▶ [WHAT THE EXERCISE ASKS]: Below are some records; work out how many of their lines contain "icon" and give the number only.

▶ [DATA EXTRACT]:
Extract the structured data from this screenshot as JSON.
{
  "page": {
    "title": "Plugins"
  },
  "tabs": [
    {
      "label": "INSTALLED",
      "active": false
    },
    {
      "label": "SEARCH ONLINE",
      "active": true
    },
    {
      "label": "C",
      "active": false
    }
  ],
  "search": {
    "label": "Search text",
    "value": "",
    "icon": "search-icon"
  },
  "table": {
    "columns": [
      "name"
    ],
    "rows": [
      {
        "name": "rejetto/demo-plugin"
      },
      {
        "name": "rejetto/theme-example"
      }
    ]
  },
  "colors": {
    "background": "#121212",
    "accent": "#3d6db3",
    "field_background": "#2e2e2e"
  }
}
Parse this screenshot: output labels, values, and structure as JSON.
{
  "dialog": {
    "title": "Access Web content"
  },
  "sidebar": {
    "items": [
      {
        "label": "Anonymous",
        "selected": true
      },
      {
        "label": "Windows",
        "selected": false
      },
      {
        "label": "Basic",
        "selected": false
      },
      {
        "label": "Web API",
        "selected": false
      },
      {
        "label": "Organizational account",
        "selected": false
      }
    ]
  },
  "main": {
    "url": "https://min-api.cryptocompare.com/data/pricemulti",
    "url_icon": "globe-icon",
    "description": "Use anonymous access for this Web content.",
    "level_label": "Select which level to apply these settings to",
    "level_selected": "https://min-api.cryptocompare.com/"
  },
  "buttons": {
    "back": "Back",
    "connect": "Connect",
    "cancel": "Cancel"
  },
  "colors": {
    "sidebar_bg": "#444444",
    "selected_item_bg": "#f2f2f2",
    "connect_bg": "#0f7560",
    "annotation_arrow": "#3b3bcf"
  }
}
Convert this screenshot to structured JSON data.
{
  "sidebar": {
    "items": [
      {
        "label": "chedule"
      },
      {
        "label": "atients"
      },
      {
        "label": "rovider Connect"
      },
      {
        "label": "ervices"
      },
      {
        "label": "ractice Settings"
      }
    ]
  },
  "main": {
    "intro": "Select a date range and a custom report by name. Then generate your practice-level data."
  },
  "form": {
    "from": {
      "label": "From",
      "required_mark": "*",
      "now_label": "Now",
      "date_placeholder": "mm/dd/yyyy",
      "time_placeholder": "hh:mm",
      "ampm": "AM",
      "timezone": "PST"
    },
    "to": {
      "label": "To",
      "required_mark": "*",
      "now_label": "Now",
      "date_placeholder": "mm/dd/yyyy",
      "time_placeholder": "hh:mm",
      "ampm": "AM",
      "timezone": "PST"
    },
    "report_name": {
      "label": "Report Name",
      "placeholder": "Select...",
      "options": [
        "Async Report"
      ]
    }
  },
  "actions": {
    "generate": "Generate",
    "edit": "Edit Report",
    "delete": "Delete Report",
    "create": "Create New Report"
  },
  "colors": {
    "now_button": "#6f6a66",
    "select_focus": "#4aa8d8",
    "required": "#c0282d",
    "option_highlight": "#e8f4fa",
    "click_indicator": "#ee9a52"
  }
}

▶ [EXERCISE RESULT]: 2